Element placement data
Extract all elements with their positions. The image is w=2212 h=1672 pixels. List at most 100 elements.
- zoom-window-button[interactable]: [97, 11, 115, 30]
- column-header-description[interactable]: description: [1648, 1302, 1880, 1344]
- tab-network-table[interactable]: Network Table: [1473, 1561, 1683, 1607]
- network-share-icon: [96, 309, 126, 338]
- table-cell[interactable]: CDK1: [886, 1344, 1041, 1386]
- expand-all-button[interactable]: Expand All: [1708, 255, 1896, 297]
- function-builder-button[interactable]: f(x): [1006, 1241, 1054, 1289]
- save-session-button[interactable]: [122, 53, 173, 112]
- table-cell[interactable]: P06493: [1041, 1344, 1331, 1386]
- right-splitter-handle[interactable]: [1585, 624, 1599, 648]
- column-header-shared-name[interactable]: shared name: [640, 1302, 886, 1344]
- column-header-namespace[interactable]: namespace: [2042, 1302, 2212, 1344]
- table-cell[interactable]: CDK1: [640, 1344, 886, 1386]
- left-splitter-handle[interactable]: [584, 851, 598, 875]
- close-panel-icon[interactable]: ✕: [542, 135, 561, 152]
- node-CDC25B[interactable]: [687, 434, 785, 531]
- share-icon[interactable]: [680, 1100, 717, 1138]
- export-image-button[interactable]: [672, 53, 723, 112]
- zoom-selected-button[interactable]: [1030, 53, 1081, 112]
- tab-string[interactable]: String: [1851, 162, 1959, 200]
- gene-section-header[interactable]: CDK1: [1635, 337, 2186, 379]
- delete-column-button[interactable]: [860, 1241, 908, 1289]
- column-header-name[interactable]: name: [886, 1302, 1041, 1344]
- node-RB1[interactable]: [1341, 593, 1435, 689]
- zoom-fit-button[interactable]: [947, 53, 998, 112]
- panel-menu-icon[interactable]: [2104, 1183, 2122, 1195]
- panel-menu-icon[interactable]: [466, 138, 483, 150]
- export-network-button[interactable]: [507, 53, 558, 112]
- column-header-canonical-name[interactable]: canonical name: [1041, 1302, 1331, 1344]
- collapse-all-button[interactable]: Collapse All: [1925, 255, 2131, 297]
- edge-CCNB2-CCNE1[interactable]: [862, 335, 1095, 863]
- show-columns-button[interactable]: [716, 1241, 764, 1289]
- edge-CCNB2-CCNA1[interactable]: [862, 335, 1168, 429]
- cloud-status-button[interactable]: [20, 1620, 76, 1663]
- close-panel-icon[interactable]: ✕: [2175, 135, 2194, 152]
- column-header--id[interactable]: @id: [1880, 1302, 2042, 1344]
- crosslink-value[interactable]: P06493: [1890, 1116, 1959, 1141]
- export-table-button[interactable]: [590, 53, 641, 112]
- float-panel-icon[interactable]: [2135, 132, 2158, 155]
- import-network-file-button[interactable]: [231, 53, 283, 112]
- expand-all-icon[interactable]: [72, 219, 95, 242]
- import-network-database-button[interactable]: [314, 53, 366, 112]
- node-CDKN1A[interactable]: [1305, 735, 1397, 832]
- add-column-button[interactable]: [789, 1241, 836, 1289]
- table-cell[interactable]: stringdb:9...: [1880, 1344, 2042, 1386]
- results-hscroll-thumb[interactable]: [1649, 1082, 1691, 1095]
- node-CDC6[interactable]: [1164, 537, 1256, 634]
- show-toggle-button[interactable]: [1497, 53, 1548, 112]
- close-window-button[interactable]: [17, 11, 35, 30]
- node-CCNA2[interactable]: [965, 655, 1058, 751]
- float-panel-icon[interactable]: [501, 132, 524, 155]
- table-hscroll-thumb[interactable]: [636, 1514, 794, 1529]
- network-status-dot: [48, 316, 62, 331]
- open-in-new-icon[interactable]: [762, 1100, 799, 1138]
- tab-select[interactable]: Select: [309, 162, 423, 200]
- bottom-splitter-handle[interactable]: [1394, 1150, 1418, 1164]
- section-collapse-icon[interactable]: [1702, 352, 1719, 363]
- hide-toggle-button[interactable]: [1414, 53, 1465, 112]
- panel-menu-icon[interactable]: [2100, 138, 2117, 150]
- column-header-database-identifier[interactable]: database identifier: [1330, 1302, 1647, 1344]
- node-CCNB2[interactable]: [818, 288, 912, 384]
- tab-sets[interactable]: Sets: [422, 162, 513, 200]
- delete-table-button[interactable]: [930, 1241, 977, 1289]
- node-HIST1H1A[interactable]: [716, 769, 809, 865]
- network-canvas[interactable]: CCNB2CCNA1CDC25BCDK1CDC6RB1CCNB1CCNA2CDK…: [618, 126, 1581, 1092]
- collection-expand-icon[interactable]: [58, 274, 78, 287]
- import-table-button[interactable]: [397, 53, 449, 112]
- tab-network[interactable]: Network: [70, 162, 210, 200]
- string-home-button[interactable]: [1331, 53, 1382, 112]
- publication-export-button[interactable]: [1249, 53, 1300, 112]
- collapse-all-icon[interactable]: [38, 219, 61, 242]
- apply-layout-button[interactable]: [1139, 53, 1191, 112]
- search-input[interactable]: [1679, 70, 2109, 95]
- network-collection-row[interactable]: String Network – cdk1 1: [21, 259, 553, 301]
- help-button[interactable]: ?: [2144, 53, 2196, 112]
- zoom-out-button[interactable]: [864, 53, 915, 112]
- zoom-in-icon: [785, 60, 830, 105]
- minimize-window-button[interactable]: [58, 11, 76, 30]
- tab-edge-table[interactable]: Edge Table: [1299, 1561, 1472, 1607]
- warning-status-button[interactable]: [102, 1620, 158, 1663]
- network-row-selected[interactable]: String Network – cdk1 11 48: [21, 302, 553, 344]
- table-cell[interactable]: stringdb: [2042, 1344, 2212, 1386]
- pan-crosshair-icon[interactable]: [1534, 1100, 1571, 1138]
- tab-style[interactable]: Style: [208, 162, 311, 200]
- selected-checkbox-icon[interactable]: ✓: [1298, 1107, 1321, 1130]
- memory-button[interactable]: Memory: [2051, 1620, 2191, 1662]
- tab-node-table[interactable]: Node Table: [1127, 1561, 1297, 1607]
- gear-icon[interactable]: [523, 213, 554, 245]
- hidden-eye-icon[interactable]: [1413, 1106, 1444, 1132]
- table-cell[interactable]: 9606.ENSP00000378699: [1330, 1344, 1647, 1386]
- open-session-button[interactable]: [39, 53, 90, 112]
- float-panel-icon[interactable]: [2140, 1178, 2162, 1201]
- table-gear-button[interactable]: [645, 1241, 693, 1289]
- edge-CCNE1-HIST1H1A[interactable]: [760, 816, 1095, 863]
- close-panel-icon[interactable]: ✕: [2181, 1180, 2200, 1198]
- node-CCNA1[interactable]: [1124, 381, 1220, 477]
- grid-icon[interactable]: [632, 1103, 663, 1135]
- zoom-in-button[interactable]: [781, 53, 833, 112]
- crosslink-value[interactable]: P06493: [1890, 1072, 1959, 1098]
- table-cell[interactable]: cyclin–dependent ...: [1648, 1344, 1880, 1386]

__TASK GOAL__. Reproduce every line of the material above without changing anything.

__SOLUTION FOR THIS EXERCISE__.
Extract all elements with their positions. The image is w=2212 h=1672 pixels. List at most 100 elements.
- zoom-window-button[interactable]: [97, 11, 115, 30]
- column-header-description[interactable]: description: [1648, 1302, 1880, 1344]
- tab-network-table[interactable]: Network Table: [1473, 1561, 1683, 1607]
- network-share-icon: [96, 309, 126, 338]
- table-cell[interactable]: CDK1: [886, 1344, 1041, 1386]
- expand-all-button[interactable]: Expand All: [1708, 255, 1896, 297]
- function-builder-button[interactable]: f(x): [1006, 1241, 1054, 1289]
- save-session-button[interactable]: [122, 53, 173, 112]
- table-cell[interactable]: P06493: [1041, 1344, 1331, 1386]
- right-splitter-handle[interactable]: [1585, 624, 1599, 648]
- column-header-shared-name[interactable]: shared name: [640, 1302, 886, 1344]
- column-header-namespace[interactable]: namespace: [2042, 1302, 2212, 1344]
- table-cell[interactable]: CDK1: [640, 1344, 886, 1386]
- left-splitter-handle[interactable]: [584, 851, 598, 875]
- close-panel-icon[interactable]: ✕: [542, 135, 561, 152]
- node-CDC25B[interactable]: [687, 434, 785, 531]
- share-icon[interactable]: [680, 1100, 717, 1138]
- export-image-button[interactable]: [672, 53, 723, 112]
- zoom-selected-button[interactable]: [1030, 53, 1081, 112]
- tab-string[interactable]: String: [1851, 162, 1959, 200]
- gene-section-header[interactable]: CDK1: [1635, 337, 2186, 379]
- delete-column-button[interactable]: [860, 1241, 908, 1289]
- column-header-name[interactable]: name: [886, 1302, 1041, 1344]
- node-RB1[interactable]: [1341, 593, 1435, 689]
- zoom-fit-button[interactable]: [947, 53, 998, 112]
- panel-menu-icon[interactable]: [2104, 1183, 2122, 1195]
- panel-menu-icon[interactable]: [466, 138, 483, 150]
- export-network-button[interactable]: [507, 53, 558, 112]
- column-header-canonical-name[interactable]: canonical name: [1041, 1302, 1331, 1344]
- collapse-all-button[interactable]: Collapse All: [1925, 255, 2131, 297]
- edge-CCNB2-CCNE1[interactable]: [862, 335, 1095, 863]
- show-columns-button[interactable]: [716, 1241, 764, 1289]
- edge-CCNB2-CCNA1[interactable]: [862, 335, 1168, 429]
- cloud-status-button[interactable]: [20, 1620, 76, 1663]
- close-panel-icon[interactable]: ✕: [2175, 135, 2194, 152]
- column-header--id[interactable]: @id: [1880, 1302, 2042, 1344]
- crosslink-value[interactable]: P06493: [1890, 1116, 1959, 1141]
- export-table-button[interactable]: [590, 53, 641, 112]
- float-panel-icon[interactable]: [2135, 132, 2158, 155]
- import-network-file-button[interactable]: [231, 53, 283, 112]
- expand-all-icon[interactable]: [72, 219, 95, 242]
- import-network-database-button[interactable]: [314, 53, 366, 112]
- node-CDKN1A[interactable]: [1305, 735, 1397, 832]
- add-column-button[interactable]: [789, 1241, 836, 1289]
- table-cell[interactable]: stringdb:9...: [1880, 1344, 2042, 1386]
- results-hscroll-thumb[interactable]: [1649, 1082, 1691, 1095]
- node-CDC6[interactable]: [1164, 537, 1256, 634]
- show-toggle-button[interactable]: [1497, 53, 1548, 112]
- close-window-button[interactable]: [17, 11, 35, 30]
- node-CCNA2[interactable]: [965, 655, 1058, 751]
- float-panel-icon[interactable]: [501, 132, 524, 155]
- table-hscroll-thumb[interactable]: [636, 1514, 794, 1529]
- network-status-dot: [48, 316, 62, 331]
- open-in-new-icon[interactable]: [762, 1100, 799, 1138]
- tab-select[interactable]: Select: [309, 162, 423, 200]
- bottom-splitter-handle[interactable]: [1394, 1150, 1418, 1164]
- section-collapse-icon[interactable]: [1702, 352, 1719, 363]
- hide-toggle-button[interactable]: [1414, 53, 1465, 112]
- panel-menu-icon[interactable]: [2100, 138, 2117, 150]
- column-header-database-identifier[interactable]: database identifier: [1330, 1302, 1647, 1344]
- node-CCNB2[interactable]: [818, 288, 912, 384]
- tab-sets[interactable]: Sets: [422, 162, 513, 200]
- delete-table-button[interactable]: [930, 1241, 977, 1289]
- node-HIST1H1A[interactable]: [716, 769, 809, 865]
- network-canvas[interactable]: CCNB2CCNA1CDC25BCDK1CDC6RB1CCNB1CCNA2CDK…: [618, 126, 1581, 1092]
- collection-expand-icon[interactable]: [58, 274, 78, 287]
- import-table-button[interactable]: [397, 53, 449, 112]
- tab-network[interactable]: Network: [70, 162, 210, 200]
- string-home-button[interactable]: [1331, 53, 1382, 112]
- publication-export-button[interactable]: [1249, 53, 1300, 112]
- collapse-all-icon[interactable]: [38, 219, 61, 242]
- apply-layout-button[interactable]: [1139, 53, 1191, 112]
- search-input[interactable]: [1679, 70, 2109, 95]
- network-collection-row[interactable]: String Network – cdk1 1: [21, 259, 553, 301]
- help-button[interactable]: ?: [2144, 53, 2196, 112]
- zoom-out-button[interactable]: [864, 53, 915, 112]
- zoom-in-icon: [785, 60, 830, 105]
- minimize-window-button[interactable]: [58, 11, 76, 30]
- tab-edge-table[interactable]: Edge Table: [1299, 1561, 1472, 1607]
- warning-status-button[interactable]: [102, 1620, 158, 1663]
- network-row-selected[interactable]: String Network – cdk1 11 48: [21, 302, 553, 344]
- table-cell[interactable]: stringdb: [2042, 1344, 2212, 1386]
- pan-crosshair-icon[interactable]: [1534, 1100, 1571, 1138]
- tab-style[interactable]: Style: [208, 162, 311, 200]
- selected-checkbox-icon[interactable]: ✓: [1298, 1107, 1321, 1130]
- memory-button[interactable]: Memory: [2051, 1620, 2191, 1662]
- tab-node-table[interactable]: Node Table: [1127, 1561, 1297, 1607]
- gear-icon[interactable]: [523, 213, 554, 245]
- hidden-eye-icon[interactable]: [1413, 1106, 1444, 1132]
- table-cell[interactable]: 9606.ENSP00000378699: [1330, 1344, 1647, 1386]
- open-session-button[interactable]: [39, 53, 90, 112]
- float-panel-icon[interactable]: [2140, 1178, 2162, 1201]
- table-gear-button[interactable]: [645, 1241, 693, 1289]
- edge-CCNE1-HIST1H1A[interactable]: [760, 816, 1095, 863]
- close-panel-icon[interactable]: ✕: [2181, 1180, 2200, 1198]
- node-CCNA1[interactable]: [1124, 381, 1220, 477]
- grid-icon[interactable]: [632, 1103, 663, 1135]
- zoom-in-button[interactable]: [781, 53, 833, 112]
- crosslink-value[interactable]: P06493: [1890, 1072, 1959, 1098]
- table-cell[interactable]: cyclin–dependent ...: [1648, 1344, 1880, 1386]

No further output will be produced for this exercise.